── DATA LINES
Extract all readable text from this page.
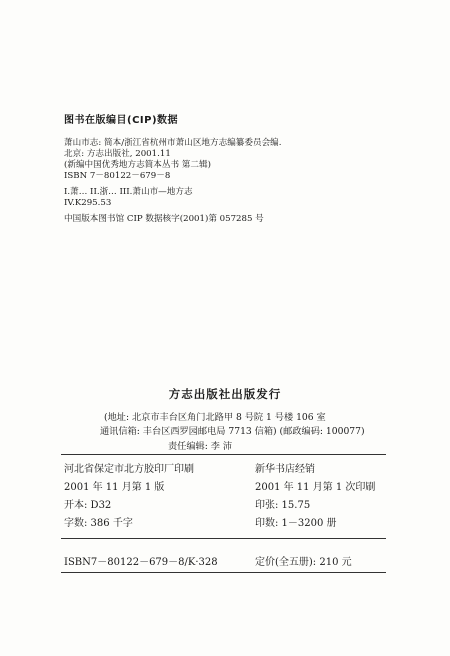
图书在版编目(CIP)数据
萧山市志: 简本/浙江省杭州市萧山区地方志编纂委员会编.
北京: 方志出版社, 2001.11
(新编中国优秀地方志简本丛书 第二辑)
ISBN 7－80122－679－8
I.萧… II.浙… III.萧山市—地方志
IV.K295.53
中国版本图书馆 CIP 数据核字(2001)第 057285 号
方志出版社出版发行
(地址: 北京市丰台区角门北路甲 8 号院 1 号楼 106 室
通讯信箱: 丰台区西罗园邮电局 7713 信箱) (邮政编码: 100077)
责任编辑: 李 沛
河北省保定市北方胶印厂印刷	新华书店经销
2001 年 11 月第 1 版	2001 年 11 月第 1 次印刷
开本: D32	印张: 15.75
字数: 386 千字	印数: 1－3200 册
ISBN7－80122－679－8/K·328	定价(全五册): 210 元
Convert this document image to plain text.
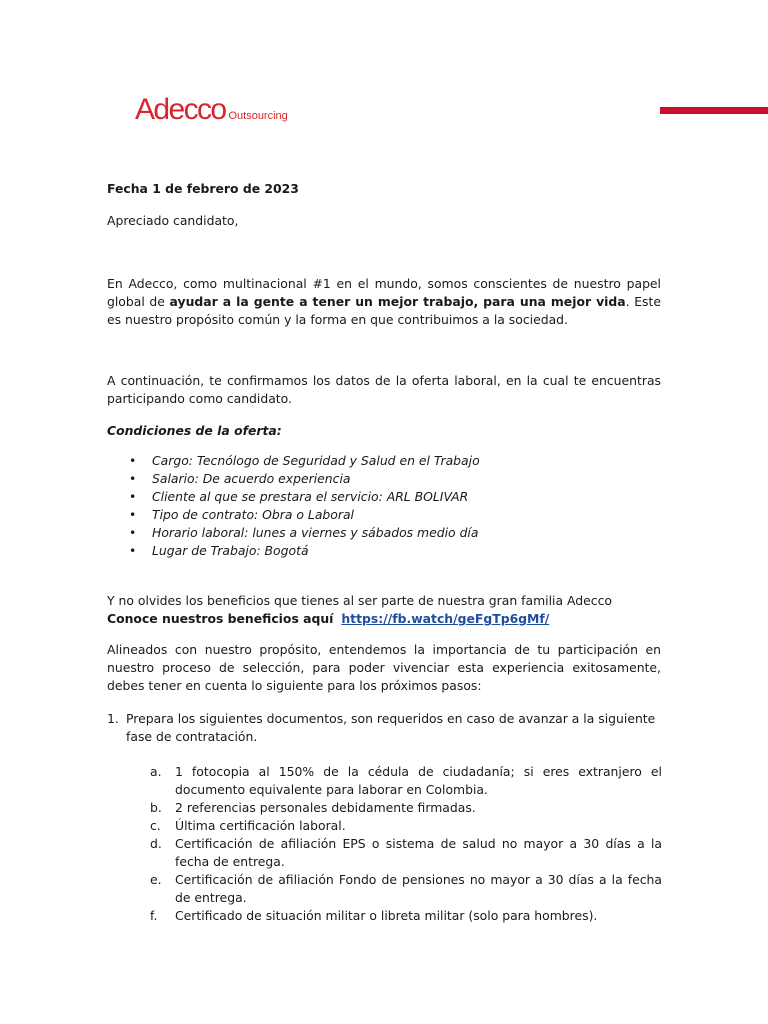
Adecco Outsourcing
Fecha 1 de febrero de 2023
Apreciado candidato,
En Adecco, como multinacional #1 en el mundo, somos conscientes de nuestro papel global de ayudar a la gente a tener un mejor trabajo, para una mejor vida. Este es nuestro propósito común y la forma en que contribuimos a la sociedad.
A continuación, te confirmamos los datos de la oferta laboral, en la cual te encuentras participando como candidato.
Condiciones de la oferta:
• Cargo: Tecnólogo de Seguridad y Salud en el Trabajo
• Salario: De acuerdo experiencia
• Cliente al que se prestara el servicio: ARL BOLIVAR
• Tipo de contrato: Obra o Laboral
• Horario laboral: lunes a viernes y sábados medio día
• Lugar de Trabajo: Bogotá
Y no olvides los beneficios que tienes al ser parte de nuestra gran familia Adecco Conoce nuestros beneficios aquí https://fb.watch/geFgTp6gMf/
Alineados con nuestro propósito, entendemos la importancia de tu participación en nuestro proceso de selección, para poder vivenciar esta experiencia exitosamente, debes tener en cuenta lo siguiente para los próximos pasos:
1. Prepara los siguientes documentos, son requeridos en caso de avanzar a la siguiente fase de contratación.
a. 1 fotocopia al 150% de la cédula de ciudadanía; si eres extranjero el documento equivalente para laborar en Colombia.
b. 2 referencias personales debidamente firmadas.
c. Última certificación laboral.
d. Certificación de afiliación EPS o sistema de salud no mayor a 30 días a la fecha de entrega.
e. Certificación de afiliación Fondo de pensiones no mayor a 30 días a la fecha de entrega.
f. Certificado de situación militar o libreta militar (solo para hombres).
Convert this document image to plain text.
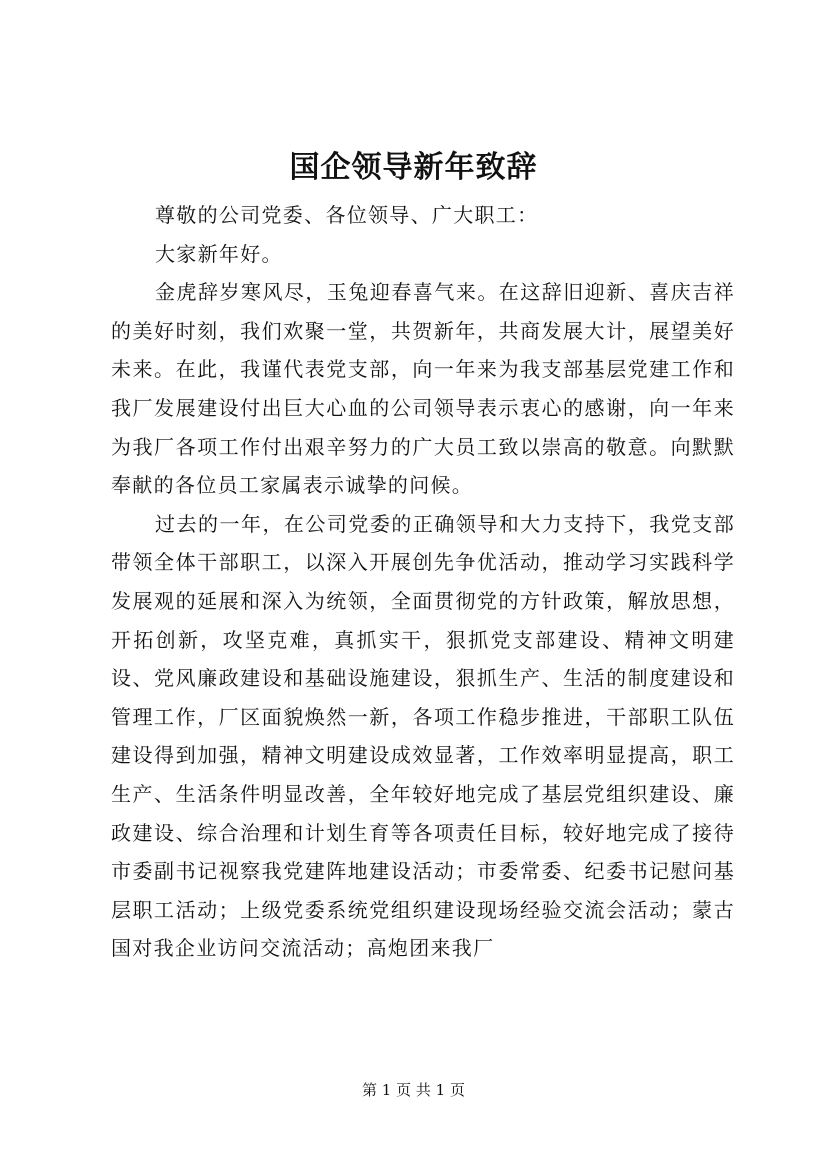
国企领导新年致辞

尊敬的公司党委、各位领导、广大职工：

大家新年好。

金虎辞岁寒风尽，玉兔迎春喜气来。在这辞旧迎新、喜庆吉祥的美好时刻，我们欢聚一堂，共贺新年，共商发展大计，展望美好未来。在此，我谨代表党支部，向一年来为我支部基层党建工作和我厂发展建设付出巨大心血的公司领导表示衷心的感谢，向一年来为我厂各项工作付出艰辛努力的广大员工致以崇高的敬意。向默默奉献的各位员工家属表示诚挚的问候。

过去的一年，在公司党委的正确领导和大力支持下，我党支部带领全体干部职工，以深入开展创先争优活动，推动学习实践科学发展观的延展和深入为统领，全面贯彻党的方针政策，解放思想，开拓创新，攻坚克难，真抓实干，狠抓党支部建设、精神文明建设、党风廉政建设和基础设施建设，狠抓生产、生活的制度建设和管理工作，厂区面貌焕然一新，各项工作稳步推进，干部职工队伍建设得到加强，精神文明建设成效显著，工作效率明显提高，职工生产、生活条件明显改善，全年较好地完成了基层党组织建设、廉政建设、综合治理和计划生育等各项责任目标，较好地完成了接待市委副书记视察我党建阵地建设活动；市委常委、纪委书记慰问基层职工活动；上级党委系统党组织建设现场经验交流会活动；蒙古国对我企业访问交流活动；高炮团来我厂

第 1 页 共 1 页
────
── DATA LINES
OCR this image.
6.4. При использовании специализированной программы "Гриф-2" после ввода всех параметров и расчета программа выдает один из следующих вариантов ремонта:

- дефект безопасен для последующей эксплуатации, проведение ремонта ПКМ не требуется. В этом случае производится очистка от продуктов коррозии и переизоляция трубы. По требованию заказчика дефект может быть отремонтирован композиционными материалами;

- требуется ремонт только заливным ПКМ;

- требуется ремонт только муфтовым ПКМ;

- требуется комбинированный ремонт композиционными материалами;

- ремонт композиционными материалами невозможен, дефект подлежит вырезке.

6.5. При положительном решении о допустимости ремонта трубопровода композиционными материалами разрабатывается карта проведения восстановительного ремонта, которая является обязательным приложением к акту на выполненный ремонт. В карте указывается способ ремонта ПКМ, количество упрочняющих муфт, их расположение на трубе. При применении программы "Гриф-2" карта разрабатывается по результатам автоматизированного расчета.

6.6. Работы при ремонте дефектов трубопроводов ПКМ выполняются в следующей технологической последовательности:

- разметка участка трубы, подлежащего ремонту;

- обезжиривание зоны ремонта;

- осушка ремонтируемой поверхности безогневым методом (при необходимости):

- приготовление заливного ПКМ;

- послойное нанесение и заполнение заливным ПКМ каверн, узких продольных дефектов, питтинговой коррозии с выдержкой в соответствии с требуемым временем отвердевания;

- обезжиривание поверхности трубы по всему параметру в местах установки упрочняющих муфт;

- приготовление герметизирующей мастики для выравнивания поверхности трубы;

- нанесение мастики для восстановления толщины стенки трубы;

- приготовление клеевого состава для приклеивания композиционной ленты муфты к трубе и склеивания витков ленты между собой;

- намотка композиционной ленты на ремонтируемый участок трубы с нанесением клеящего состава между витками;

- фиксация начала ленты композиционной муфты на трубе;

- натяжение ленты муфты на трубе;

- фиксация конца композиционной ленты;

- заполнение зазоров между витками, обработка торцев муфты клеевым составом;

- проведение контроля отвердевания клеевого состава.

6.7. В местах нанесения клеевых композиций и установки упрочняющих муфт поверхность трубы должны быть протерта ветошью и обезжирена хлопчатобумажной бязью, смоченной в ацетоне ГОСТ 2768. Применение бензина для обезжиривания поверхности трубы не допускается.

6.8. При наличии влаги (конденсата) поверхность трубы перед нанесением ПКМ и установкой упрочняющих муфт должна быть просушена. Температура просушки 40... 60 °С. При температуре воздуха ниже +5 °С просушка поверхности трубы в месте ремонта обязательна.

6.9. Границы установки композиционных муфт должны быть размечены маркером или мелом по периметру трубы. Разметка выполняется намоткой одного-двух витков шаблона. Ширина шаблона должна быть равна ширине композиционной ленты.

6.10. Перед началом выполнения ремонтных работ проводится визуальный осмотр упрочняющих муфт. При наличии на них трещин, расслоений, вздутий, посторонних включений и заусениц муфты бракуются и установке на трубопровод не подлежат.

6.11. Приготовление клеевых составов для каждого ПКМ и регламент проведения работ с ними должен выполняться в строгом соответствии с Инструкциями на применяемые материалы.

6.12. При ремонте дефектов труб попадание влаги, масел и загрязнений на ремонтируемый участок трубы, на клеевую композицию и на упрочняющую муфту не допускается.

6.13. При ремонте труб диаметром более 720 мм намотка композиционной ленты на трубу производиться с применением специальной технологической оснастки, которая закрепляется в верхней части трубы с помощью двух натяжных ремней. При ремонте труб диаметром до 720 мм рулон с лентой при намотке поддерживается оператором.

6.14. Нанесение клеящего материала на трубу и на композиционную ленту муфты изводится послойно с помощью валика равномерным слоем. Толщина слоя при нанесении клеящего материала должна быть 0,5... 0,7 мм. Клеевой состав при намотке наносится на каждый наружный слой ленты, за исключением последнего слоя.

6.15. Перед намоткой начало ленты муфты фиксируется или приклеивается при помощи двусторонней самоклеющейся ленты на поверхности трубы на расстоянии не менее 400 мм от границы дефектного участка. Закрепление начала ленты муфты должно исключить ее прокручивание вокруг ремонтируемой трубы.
────
• WRITTEN TASK:
Copy out all lines where the word "como" appears.

• RESULT OF THIS EXERCISE:
En Adecco, como multinacional #1 en el mundo, somos conscientes de nuestro papel global de ayudar a la gente a tener un mejor trabajo, para una mejor vida. Este es nuestro propósito común y la forma en que contribuimos a la sociedad.
A continuación, te confirmamos los datos de la oferta laboral, en la cual te encuentras participando como candidato.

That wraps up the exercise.